• Exercise description: Pull every line containing "можно" from the entries.

• Dataset excerpt:
<<<<

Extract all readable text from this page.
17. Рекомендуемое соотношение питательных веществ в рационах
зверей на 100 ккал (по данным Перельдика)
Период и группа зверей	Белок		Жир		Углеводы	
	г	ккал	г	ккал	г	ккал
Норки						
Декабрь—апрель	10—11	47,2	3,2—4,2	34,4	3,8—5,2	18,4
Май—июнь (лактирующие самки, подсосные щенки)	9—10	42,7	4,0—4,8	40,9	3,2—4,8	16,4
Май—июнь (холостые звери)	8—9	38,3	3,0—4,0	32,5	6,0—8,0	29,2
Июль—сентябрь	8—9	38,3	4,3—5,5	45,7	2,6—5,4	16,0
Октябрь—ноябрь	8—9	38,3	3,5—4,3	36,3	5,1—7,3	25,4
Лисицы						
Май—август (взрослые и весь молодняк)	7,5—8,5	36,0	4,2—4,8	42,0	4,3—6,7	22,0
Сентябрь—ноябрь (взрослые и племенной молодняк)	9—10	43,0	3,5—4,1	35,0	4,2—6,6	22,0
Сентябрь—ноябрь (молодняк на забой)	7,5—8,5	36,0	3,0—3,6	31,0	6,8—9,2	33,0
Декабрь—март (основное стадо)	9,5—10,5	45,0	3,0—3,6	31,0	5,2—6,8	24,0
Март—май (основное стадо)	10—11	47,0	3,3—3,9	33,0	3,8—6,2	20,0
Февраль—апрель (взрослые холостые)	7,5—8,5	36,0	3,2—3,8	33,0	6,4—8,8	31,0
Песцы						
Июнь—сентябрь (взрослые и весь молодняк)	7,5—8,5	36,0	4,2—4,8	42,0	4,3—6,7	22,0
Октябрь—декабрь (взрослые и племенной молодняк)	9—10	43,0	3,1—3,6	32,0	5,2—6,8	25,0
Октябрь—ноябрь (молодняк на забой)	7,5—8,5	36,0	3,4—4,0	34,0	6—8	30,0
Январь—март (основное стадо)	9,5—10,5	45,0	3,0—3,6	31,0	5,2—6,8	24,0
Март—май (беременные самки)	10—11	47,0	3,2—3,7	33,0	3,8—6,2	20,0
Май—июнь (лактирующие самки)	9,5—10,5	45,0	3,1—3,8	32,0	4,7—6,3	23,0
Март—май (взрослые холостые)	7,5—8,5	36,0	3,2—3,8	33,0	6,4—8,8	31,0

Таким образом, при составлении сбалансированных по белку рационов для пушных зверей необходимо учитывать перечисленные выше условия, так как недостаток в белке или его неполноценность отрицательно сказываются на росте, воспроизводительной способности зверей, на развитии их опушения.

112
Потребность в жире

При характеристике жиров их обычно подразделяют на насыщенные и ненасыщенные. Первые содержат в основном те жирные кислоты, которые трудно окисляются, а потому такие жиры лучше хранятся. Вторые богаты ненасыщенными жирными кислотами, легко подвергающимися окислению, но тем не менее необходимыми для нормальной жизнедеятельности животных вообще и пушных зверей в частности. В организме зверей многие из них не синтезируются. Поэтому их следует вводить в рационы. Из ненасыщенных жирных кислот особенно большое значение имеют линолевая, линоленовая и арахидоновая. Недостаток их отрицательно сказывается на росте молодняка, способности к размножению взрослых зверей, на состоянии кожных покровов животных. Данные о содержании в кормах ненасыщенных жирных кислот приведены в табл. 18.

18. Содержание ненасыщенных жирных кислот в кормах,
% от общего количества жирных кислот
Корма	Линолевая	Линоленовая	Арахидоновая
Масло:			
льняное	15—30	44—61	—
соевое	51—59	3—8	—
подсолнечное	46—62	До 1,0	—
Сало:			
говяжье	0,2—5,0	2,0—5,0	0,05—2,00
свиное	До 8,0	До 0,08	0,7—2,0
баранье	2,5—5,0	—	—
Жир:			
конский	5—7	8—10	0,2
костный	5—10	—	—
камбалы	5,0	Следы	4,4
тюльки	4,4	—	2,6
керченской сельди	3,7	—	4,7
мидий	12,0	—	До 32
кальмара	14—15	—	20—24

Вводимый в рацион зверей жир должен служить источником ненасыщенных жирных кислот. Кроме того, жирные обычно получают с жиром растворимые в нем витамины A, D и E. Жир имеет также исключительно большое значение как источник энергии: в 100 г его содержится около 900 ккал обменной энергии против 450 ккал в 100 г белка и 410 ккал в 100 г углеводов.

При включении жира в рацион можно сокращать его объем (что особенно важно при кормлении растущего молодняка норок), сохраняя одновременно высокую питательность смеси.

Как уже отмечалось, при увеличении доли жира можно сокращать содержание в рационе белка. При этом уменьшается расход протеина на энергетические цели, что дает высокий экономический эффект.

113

>>>>
<<<<

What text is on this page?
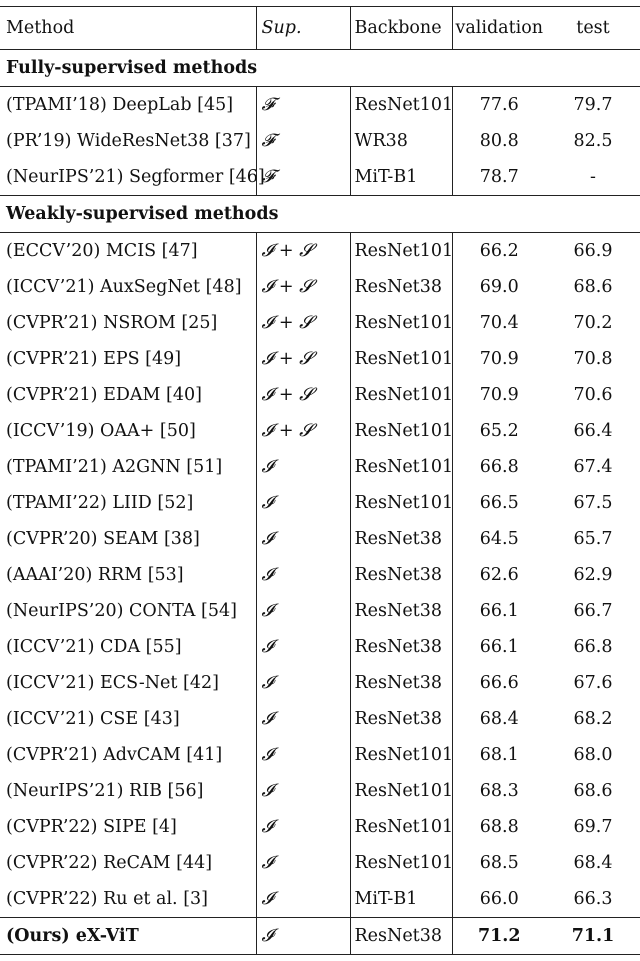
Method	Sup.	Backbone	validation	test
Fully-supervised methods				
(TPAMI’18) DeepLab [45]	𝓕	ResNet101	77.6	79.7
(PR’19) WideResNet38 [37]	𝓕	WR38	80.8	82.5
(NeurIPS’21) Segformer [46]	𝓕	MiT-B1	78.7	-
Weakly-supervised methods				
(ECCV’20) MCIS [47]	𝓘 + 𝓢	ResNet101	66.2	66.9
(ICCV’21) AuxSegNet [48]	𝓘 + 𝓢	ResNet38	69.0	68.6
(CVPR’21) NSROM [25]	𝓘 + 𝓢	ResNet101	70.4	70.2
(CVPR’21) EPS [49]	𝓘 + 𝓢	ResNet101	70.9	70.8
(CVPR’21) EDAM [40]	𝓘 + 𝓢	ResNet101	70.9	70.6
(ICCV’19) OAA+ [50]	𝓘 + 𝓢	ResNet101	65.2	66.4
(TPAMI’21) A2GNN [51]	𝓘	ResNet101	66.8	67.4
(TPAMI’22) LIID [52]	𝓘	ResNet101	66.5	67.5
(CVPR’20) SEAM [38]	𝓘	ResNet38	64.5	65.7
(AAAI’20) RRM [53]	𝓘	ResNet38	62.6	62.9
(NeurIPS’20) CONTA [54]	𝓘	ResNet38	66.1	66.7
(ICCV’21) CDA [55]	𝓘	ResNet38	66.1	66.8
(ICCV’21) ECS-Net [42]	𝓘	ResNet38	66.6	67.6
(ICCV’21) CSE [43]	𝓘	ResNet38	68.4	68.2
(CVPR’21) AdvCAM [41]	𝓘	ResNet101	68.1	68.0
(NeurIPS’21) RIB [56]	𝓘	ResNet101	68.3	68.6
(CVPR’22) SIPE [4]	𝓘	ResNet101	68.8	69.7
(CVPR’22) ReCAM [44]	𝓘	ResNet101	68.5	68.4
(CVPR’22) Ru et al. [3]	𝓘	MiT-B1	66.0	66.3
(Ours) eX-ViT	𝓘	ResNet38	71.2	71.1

>>>>

• Output of the task:
При включении жира в рацион можно сокращать его объем (что особенно важно при кормлении растущего молодняка норок), сохраняя одновременно высокую питательность смеси.
Как уже отмечалось, при увеличении доли жира можно сокращать содержание в рационе белка. При этом уменьшается расход протеина на энергетические цели, что дает высокий экономический эффект.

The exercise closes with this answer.